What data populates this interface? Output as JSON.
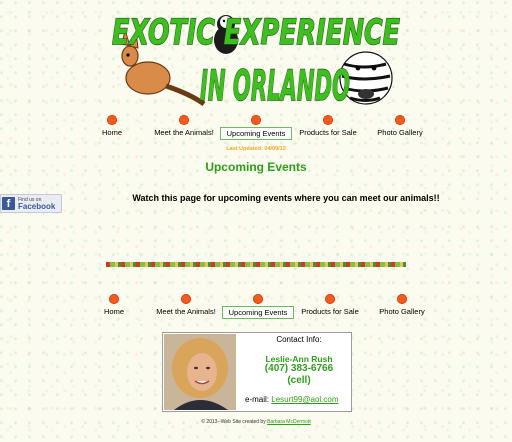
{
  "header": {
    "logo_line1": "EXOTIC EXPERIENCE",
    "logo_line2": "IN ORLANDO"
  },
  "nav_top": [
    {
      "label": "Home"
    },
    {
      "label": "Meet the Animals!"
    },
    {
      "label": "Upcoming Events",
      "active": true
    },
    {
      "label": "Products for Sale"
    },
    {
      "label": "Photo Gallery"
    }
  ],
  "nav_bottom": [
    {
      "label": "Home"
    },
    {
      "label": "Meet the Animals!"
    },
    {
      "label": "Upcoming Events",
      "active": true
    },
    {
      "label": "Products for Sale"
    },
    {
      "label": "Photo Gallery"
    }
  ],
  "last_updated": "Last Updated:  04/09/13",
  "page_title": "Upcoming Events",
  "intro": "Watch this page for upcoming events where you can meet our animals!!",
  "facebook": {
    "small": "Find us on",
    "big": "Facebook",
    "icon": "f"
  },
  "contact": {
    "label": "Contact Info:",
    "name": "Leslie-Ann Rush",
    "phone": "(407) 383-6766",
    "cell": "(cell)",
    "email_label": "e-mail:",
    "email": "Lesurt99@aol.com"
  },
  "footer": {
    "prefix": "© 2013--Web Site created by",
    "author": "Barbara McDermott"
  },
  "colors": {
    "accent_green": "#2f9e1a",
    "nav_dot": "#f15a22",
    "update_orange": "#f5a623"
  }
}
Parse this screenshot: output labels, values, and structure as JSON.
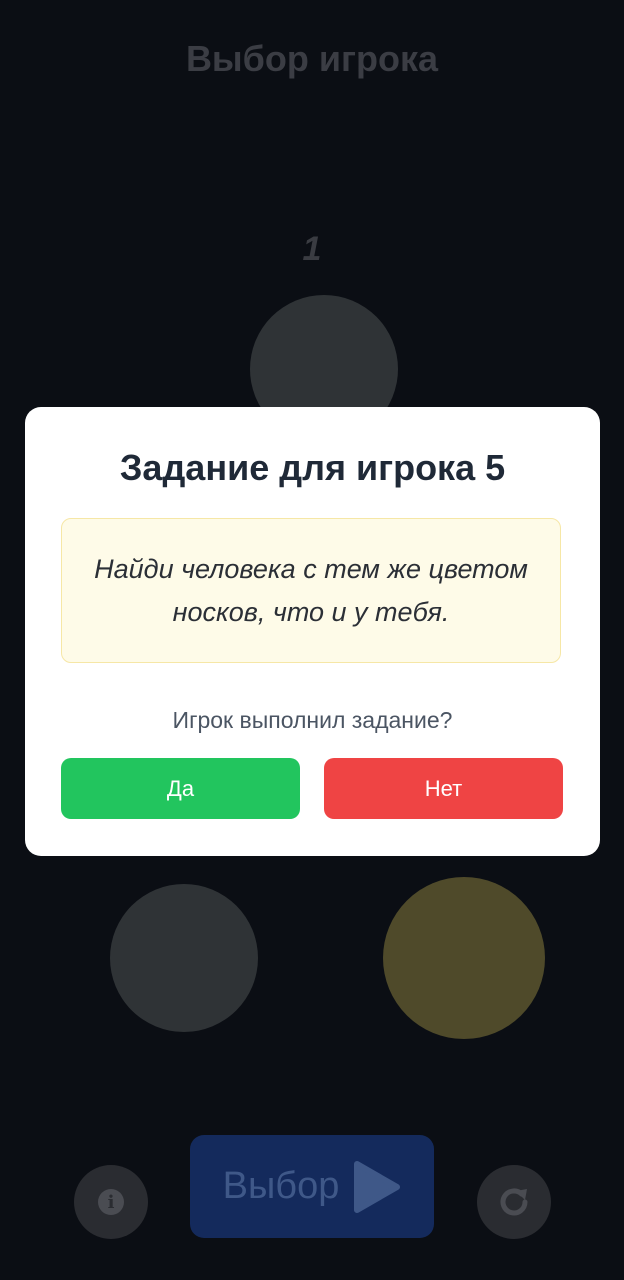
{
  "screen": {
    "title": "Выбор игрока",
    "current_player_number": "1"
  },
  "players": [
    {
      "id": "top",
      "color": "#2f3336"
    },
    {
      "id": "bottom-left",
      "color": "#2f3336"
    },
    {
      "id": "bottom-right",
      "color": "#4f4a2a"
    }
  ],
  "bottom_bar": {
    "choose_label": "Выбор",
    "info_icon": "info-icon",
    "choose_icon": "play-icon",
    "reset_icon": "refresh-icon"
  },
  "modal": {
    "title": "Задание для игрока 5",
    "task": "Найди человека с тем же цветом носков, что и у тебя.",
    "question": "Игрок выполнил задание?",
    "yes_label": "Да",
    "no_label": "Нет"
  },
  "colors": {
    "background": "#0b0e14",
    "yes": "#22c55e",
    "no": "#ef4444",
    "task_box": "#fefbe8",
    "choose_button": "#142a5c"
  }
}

^^^^

PROBLEM -
Leaving out the pictures, repeat the data above exactly.

CORRECT OUTPUT -
What data populates this interface? Output as JSON.
{
  "header": {
    "logo_line1": "EXOTIC EXPERIENCE",
    "logo_line2": "IN ORLANDO"
  },
  "nav_top": [
    {
      "label": "Home"
    },
    {
      "label": "Meet the Animals!"
    },
    {
      "label": "Upcoming Events",
      "active": true
    },
    {
      "label": "Products for Sale"
    },
    {
      "label": "Photo Gallery"
    }
  ],
  "nav_bottom": [
    {
      "label": "Home"
    },
    {
      "label": "Meet the Animals!"
    },
    {
      "label": "Upcoming Events",
      "active": true
    },
    {
      "label": "Products for Sale"
    },
    {
      "label": "Photo Gallery"
    }
  ],
  "last_updated": "Last Updated:  04/09/13",
  "page_title": "Upcoming Events",
  "intro": "Watch this page for upcoming events where you can meet our animals!!",
  "facebook": {
    "small": "Find us on",
    "big": "Facebook",
    "icon": "f"
  },
  "contact": {
    "label": "Contact Info:",
    "name": "Leslie-Ann Rush",
    "phone": "(407) 383-6766",
    "cell": "(cell)",
    "email_label": "e-mail:",
    "email": "Lesurt99@aol.com"
  },
  "footer": {
    "prefix": "© 2013--Web Site created by",
    "author": "Barbara McDermott"
  },
  "colors": {
    "accent_green": "#2f9e1a",
    "nav_dot": "#f15a22",
    "update_orange": "#f5a623"
  }
}
Parse this screenshot: output labels, values, and structure as JSON.
{
  "screen": {
    "title": "Выбор игрока",
    "current_player_number": "1"
  },
  "players": [
    {
      "id": "top",
      "color": "#2f3336"
    },
    {
      "id": "bottom-left",
      "color": "#2f3336"
    },
    {
      "id": "bottom-right",
      "color": "#4f4a2a"
    }
  ],
  "bottom_bar": {
    "choose_label": "Выбор",
    "info_icon": "info-icon",
    "choose_icon": "play-icon",
    "reset_icon": "refresh-icon"
  },
  "modal": {
    "title": "Задание для игрока 5",
    "task": "Найди человека с тем же цветом носков, что и у тебя.",
    "question": "Игрок выполнил задание?",
    "yes_label": "Да",
    "no_label": "Нет"
  },
  "colors": {
    "background": "#0b0e14",
    "yes": "#22c55e",
    "no": "#ef4444",
    "task_box": "#fefbe8",
    "choose_button": "#142a5c"
  }
}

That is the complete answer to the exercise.